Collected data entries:
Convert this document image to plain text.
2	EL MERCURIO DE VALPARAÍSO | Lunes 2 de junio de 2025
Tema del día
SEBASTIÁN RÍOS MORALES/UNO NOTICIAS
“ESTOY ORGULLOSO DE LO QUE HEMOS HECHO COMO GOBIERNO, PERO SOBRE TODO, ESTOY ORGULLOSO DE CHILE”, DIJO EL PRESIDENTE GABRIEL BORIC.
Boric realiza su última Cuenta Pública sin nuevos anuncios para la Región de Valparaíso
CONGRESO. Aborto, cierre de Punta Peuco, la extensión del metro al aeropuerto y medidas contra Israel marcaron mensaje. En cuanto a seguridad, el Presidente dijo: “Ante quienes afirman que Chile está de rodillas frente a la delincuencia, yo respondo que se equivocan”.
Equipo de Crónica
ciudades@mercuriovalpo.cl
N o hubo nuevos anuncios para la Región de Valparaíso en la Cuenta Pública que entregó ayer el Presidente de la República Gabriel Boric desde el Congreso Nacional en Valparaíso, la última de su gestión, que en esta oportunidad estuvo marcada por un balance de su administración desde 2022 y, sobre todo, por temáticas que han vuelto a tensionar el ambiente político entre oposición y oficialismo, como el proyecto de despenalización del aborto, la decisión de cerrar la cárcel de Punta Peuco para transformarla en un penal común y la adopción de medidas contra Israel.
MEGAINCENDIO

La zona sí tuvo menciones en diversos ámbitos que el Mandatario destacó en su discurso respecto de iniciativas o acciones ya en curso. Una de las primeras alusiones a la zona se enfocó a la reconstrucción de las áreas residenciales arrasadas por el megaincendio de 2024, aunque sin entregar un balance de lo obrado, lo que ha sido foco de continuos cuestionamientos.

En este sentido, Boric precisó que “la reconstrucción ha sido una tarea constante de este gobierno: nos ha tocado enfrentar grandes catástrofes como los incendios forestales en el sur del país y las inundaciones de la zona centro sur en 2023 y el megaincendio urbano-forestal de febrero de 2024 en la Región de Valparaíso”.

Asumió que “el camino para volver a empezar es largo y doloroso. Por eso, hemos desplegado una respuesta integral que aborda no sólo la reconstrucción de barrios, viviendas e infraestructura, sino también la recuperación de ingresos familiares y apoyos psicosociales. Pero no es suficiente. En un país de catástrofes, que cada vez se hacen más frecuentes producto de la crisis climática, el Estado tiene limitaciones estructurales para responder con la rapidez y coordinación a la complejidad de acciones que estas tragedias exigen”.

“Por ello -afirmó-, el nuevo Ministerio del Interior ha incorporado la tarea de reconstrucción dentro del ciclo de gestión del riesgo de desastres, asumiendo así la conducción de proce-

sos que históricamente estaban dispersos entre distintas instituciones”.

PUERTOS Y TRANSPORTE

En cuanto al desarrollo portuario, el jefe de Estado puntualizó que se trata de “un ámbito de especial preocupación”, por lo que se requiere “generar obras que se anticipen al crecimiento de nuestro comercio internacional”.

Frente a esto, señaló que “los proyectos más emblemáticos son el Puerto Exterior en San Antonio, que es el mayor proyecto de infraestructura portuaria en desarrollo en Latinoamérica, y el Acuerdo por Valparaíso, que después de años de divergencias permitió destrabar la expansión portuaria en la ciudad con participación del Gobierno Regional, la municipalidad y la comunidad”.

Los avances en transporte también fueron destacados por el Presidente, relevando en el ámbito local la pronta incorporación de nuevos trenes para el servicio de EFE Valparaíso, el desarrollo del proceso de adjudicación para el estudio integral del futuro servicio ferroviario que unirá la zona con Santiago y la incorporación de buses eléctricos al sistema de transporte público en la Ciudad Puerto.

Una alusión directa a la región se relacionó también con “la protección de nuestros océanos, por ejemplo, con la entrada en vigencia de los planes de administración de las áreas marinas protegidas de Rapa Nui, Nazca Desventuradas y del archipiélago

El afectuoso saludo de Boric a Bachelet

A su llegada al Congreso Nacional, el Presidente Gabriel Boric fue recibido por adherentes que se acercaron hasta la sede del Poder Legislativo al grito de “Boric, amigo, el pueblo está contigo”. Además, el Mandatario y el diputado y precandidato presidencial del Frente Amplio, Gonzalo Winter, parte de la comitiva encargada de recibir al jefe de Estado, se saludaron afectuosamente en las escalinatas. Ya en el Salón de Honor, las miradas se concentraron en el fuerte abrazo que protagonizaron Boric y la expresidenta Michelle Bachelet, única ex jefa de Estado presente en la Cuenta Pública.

## The exercise
Which lines hold the word "última"? Copy all of them.

## Problem solution
Boric realiza su última Cuenta Pública sin nuevos anuncios para la Región de Valparaíso
N o hubo nuevos anuncios para la Región de Valparaíso en la Cuenta Pública que entregó ayer el Presidente de la República Gabriel Boric desde el Congreso Nacional en Valparaíso, la última de su gestión, que en esta oportunidad estuvo marcada por un balance de su administración desde 2022 y, sobre todo, por temáticas que han vuelto a tensionar el ambiente político entre oposición y oficialismo, como el proyecto de despenalización del aborto, la decisión de cerrar la cárcel de Punta Peuco para transformarla en un penal común y la adopción de medidas contra Israel.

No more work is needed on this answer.